**WHAT IS ASKED:** Here are some records; return them all exactly.

**GIVEN DATA:**

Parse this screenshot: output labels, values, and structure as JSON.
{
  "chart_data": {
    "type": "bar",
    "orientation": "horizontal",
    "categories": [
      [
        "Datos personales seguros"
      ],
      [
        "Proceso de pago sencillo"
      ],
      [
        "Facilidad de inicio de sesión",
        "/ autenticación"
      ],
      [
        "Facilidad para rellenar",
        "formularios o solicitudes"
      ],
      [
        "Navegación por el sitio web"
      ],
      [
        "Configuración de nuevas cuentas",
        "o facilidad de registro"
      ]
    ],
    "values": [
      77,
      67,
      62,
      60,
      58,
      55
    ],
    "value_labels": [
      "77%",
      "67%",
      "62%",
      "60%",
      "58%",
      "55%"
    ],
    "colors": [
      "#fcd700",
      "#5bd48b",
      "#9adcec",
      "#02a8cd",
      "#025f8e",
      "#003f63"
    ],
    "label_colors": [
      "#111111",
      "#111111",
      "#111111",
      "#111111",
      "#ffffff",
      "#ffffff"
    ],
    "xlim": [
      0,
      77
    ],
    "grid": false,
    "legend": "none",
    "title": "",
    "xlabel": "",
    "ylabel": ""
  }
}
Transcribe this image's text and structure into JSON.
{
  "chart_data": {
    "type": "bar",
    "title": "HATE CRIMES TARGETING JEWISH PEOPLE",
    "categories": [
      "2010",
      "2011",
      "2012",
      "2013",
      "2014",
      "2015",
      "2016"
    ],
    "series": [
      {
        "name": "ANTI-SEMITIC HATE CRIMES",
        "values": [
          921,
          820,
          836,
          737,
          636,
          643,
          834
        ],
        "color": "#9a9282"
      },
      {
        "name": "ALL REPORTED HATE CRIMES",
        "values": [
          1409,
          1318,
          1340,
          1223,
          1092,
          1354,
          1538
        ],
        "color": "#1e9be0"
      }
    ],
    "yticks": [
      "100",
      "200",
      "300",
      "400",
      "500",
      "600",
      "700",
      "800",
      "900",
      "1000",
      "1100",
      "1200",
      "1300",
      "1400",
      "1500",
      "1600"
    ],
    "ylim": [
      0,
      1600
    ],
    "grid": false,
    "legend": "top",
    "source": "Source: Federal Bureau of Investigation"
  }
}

**REPLY TO THE EXERCISE:**
Parse this screenshot: output labels, values, and structure as JSON.
{
  "chart_data": {
    "type": "bar",
    "orientation": "horizontal",
    "categories": [
      [
        "Datos personales seguros"
      ],
      [
        "Proceso de pago sencillo"
      ],
      [
        "Facilidad de inicio de sesión",
        "/ autenticación"
      ],
      [
        "Facilidad para rellenar",
        "formularios o solicitudes"
      ],
      [
        "Navegación por el sitio web"
      ],
      [
        "Configuración de nuevas cuentas",
        "o facilidad de registro"
      ]
    ],
    "values": [
      77,
      67,
      62,
      60,
      58,
      55
    ],
    "value_labels": [
      "77%",
      "67%",
      "62%",
      "60%",
      "58%",
      "55%"
    ],
    "colors": [
      "#fcd700",
      "#5bd48b",
      "#9adcec",
      "#02a8cd",
      "#025f8e",
      "#003f63"
    ],
    "label_colors": [
      "#111111",
      "#111111",
      "#111111",
      "#111111",
      "#ffffff",
      "#ffffff"
    ],
    "xlim": [
      0,
      77
    ],
    "grid": false,
    "legend": "none",
    "title": "",
    "xlabel": "",
    "ylabel": ""
  }
}
Transcribe this image's text and structure into JSON.
{
  "chart_data": {
    "type": "bar",
    "title": "HATE CRIMES TARGETING JEWISH PEOPLE",
    "categories": [
      "2010",
      "2011",
      "2012",
      "2013",
      "2014",
      "2015",
      "2016"
    ],
    "series": [
      {
        "name": "ANTI-SEMITIC HATE CRIMES",
        "values": [
          921,
          820,
          836,
          737,
          636,
          643,
          834
        ],
        "color": "#9a9282"
      },
      {
        "name": "ALL REPORTED HATE CRIMES",
        "values": [
          1409,
          1318,
          1340,
          1223,
          1092,
          1354,
          1538
        ],
        "color": "#1e9be0"
      }
    ],
    "yticks": [
      "100",
      "200",
      "300",
      "400",
      "500",
      "600",
      "700",
      "800",
      "900",
      "1000",
      "1100",
      "1200",
      "1300",
      "1400",
      "1500",
      "1600"
    ],
    "ylim": [
      0,
      1600
    ],
    "grid": false,
    "legend": "top",
    "source": "Source: Federal Bureau of Investigation"
  }
}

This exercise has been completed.